* [WHAT TO PRODUCE]: Please copy the rows word for word, beginning with the first row and continuing through the row that contains "svg-text:Q: Q — [688, 43, 716, 88]".

* [RECORDS SUPPLIED]:
========
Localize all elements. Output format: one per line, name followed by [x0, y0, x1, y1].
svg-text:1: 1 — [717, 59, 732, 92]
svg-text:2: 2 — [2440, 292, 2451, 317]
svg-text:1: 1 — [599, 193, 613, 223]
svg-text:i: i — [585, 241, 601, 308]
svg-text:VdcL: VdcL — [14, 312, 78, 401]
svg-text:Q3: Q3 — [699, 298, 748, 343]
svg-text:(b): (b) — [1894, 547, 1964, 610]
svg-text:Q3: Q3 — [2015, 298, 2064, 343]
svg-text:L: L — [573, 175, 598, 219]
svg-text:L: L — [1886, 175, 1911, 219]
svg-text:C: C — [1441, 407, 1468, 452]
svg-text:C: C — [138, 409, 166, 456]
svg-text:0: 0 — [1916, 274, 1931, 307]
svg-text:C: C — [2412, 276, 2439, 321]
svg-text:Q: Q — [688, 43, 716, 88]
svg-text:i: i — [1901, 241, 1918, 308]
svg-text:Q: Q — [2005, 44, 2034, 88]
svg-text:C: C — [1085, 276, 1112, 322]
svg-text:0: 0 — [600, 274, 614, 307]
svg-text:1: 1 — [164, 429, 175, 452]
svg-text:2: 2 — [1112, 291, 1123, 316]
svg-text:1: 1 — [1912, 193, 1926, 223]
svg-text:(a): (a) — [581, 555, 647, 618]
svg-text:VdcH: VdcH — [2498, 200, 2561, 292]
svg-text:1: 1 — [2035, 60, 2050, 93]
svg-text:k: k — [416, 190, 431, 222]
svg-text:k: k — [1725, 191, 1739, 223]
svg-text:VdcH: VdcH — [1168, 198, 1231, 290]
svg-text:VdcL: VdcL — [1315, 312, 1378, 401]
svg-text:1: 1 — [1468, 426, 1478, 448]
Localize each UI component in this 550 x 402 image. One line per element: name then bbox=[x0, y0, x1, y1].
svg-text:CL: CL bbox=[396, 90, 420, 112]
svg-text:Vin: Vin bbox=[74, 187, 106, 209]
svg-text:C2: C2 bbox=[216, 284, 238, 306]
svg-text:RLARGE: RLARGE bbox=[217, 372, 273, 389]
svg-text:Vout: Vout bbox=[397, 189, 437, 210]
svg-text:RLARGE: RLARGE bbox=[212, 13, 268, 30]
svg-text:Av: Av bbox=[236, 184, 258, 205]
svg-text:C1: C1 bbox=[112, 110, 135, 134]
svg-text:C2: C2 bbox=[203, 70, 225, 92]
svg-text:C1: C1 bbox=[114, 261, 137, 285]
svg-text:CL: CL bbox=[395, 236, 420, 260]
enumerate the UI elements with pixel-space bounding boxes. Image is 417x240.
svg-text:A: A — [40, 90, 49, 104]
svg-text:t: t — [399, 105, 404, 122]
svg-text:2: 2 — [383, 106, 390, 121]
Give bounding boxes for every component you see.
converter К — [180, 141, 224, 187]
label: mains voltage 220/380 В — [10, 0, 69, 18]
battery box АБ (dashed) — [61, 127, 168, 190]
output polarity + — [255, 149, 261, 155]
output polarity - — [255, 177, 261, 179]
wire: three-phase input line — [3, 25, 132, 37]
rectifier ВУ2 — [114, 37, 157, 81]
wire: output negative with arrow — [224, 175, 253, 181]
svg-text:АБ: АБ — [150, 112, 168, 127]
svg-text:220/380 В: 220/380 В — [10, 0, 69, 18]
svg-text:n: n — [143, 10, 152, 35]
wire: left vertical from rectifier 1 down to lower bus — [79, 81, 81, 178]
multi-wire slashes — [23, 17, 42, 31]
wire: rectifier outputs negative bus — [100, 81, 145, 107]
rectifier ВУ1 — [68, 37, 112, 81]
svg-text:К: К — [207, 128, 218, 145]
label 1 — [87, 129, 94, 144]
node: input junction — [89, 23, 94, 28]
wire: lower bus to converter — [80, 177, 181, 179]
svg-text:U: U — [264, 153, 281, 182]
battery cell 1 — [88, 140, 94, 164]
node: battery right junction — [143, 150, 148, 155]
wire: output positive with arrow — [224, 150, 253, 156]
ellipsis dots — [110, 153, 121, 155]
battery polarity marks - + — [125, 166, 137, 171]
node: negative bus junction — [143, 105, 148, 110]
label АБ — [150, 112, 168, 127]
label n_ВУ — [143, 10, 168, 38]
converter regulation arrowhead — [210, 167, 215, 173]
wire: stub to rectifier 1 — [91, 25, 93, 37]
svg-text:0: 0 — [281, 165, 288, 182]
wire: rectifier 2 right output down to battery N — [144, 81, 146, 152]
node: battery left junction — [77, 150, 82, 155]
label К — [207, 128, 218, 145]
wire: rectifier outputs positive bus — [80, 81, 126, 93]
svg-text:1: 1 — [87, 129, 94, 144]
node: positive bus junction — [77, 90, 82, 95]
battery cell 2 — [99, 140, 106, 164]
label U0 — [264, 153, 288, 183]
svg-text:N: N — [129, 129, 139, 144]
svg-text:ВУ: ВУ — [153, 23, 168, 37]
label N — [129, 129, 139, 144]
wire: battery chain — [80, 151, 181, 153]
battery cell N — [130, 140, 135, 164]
========
* [RESULT]:
Localize all elements. Output format: one per line, name followed by [x0, y0, x1, y1].
svg-text:1: 1 — [717, 59, 732, 92]
svg-text:2: 2 — [2440, 292, 2451, 317]
svg-text:1: 1 — [599, 193, 613, 223]
svg-text:i: i — [585, 241, 601, 308]
svg-text:VdcL: VdcL — [14, 312, 78, 401]
svg-text:Q3: Q3 — [699, 298, 748, 343]
svg-text:(b): (b) — [1894, 547, 1964, 610]
svg-text:Q3: Q3 — [2015, 298, 2064, 343]
svg-text:L: L — [573, 175, 598, 219]
svg-text:L: L — [1886, 175, 1911, 219]
svg-text:C: C — [1441, 407, 1468, 452]
svg-text:C: C — [138, 409, 166, 456]
svg-text:0: 0 — [1916, 274, 1931, 307]
svg-text:C: C — [2412, 276, 2439, 321]
svg-text:Q: Q — [688, 43, 716, 88]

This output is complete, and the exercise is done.